AIM:
Quote the records that follow in full and exactly; leave out the pictures.
☆ ☆ ☆ ☆ ☆ ☆ ☆
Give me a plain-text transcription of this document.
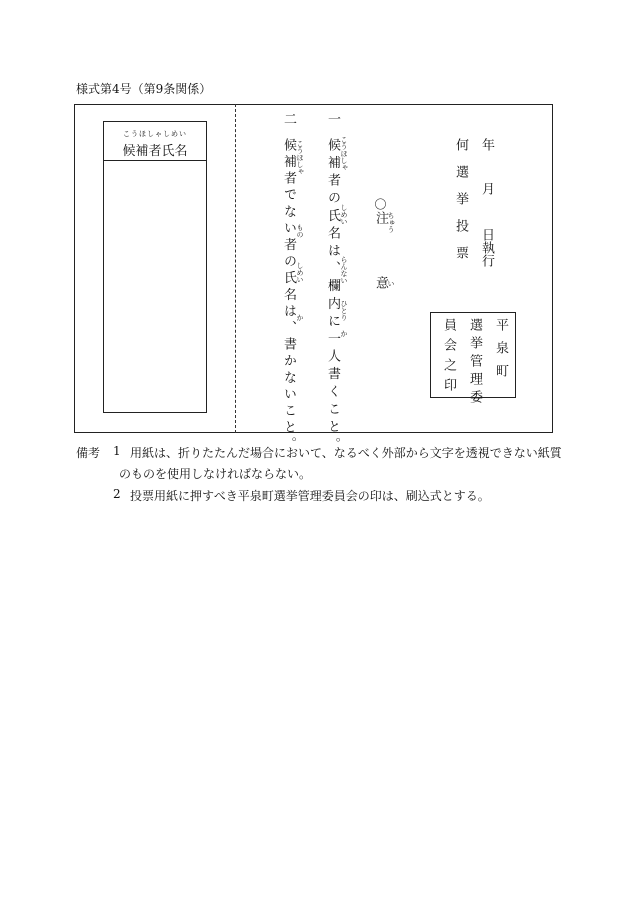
様式第4号（第9条関係）
こうほしゃしめい
候補者氏名
二
候補者でない者の氏名は、書かないこと。 こうほしゃ
もの
しめい
か
一
候補者の氏名は、欄内に一人書くこと。 こうほしゃ
しめい
らんない
ひとり
か
〇
注 ちゅう
意 い
何選挙投票 年
月
日執行
平泉町
選挙管理委
員会之印
備考 1 用紙は、折りたたんだ場合において、なるべく外部から文字を透視できない紙質
のものを使用しなければならない。
2 投票用紙に押すべき平泉町選挙管理委員会の印は、刷込式とする。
☆ ☆ ☆ ☆ ☆ ☆ ☆
COMPLETED EXERCISE:
Give me a plain-text transcription of this document.
様式第4号（第9条関係）
こうほしゃしめい
候補者氏名
二
候補者でない者の氏名は、書かないこと。 こうほしゃ
もの
しめい
か
一
候補者の氏名は、欄内に一人書くこと。 こうほしゃ
しめい
らんない
ひとり
か
〇
注 ちゅう
意 い
何選挙投票 年
月
日執行
平泉町
選挙管理委
員会之印
備考 1 用紙は、折りたたんだ場合において、なるべく外部から文字を透視できない紙質
のものを使用しなければならない。
2 投票用紙に押すべき平泉町選挙管理委員会の印は、刷込式とする。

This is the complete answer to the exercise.